TASK REQUIREMENTS -
Without including any images, reproduce each entry exactly.

INFORMATION GIVEN -
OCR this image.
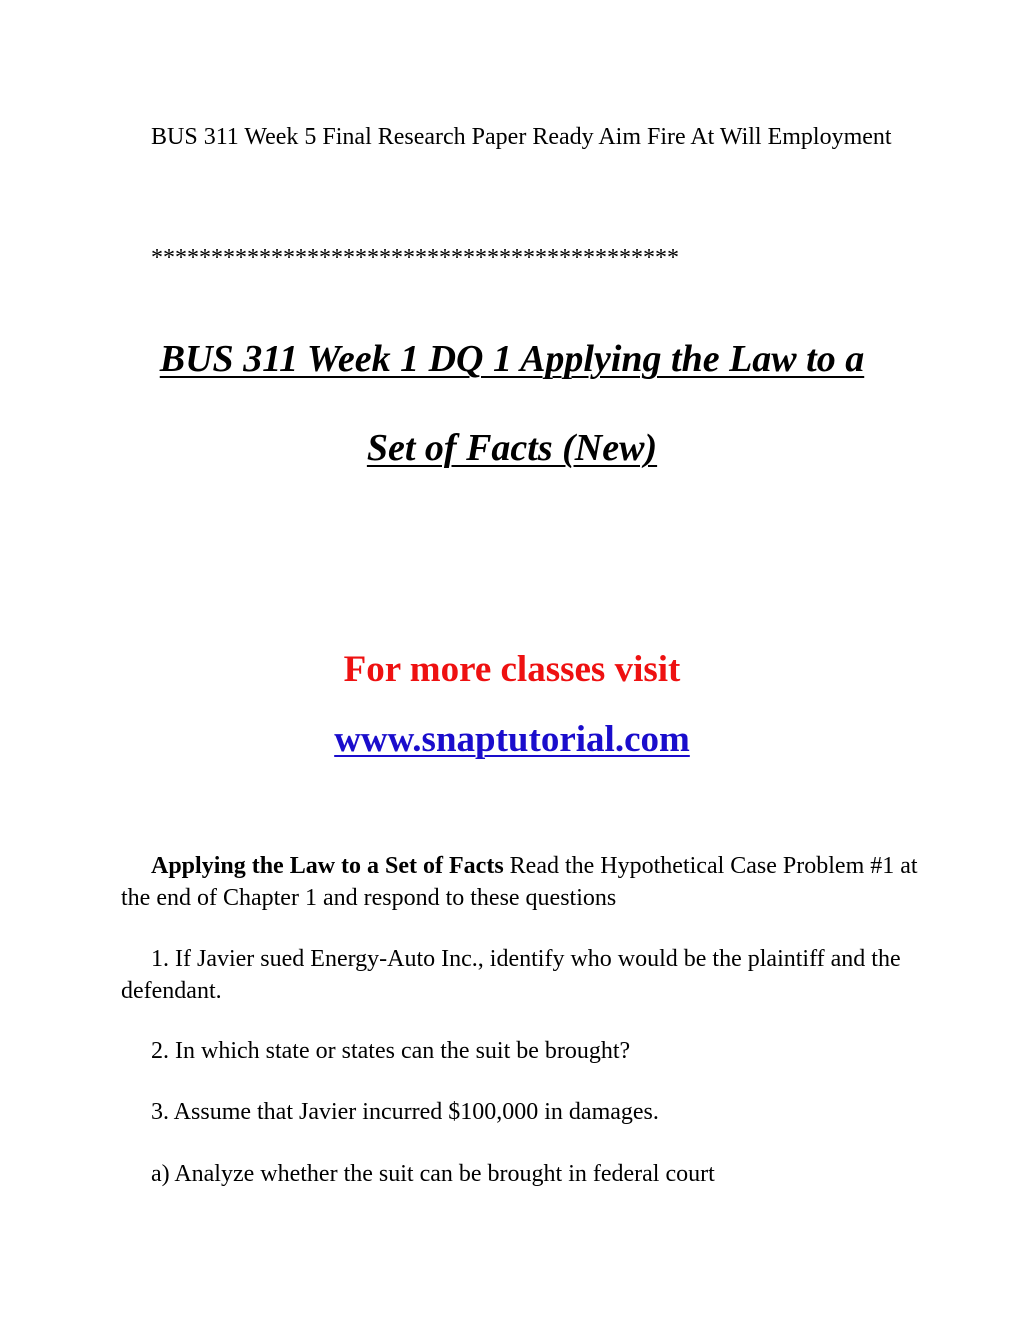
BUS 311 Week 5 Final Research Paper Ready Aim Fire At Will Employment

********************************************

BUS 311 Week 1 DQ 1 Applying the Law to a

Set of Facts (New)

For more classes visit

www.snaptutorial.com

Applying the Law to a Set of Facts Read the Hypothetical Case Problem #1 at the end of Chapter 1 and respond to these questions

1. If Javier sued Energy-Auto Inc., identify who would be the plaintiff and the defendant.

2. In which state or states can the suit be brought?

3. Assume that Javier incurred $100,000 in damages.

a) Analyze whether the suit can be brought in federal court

RESPONSE -
OCR this image.
BUS 311 Week 5 Final Research Paper Ready Aim Fire At Will Employment

********************************************

BUS 311 Week 1 DQ 1 Applying the Law to a

Set of Facts (New)

For more classes visit

www.snaptutorial.com

Applying the Law to a Set of Facts Read the Hypothetical Case Problem #1 at the end of Chapter 1 and respond to these questions

1. If Javier sued Energy-Auto Inc., identify who would be the plaintiff and the defendant.

2. In which state or states can the suit be brought?

3. Assume that Javier incurred $100,000 in damages.

a) Analyze whether the suit can be brought in federal court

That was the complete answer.